### STATED EXERCISE
Reproduce the records exactly.

********************

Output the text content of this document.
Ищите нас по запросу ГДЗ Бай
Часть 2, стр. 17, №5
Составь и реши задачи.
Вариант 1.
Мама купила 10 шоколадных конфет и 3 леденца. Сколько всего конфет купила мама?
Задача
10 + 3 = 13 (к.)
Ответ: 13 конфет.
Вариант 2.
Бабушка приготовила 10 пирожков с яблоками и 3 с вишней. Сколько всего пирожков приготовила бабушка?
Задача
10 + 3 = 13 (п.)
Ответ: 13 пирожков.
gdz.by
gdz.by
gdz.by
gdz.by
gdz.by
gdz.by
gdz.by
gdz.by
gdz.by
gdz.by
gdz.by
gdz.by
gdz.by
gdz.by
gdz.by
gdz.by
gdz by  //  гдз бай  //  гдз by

********************

### TASK RESULT
Output the text content of this document.
Ищите нас по запросу ГДЗ Бай
Часть 2, стр. 17, №5
Составь и реши задачи.
Вариант 1.
Мама купила 10 шоколадных конфет и 3 леденца. Сколько всего конфет купила мама?
Задача
10 + 3 = 13 (к.)
Ответ: 13 конфет.
Вариант 2.
Бабушка приготовила 10 пирожков с яблоками и 3 с вишней. Сколько всего пирожков приготовила бабушка?
Задача
10 + 3 = 13 (п.)
Ответ: 13 пирожков.
gdz.by
gdz.by
gdz.by
gdz.by
gdz.by
gdz.by
gdz.by
gdz.by
gdz.by
gdz.by
gdz.by
gdz.by
gdz.by
gdz.by
gdz.by
gdz.by
gdz by  //  гдз бай  //  гдз by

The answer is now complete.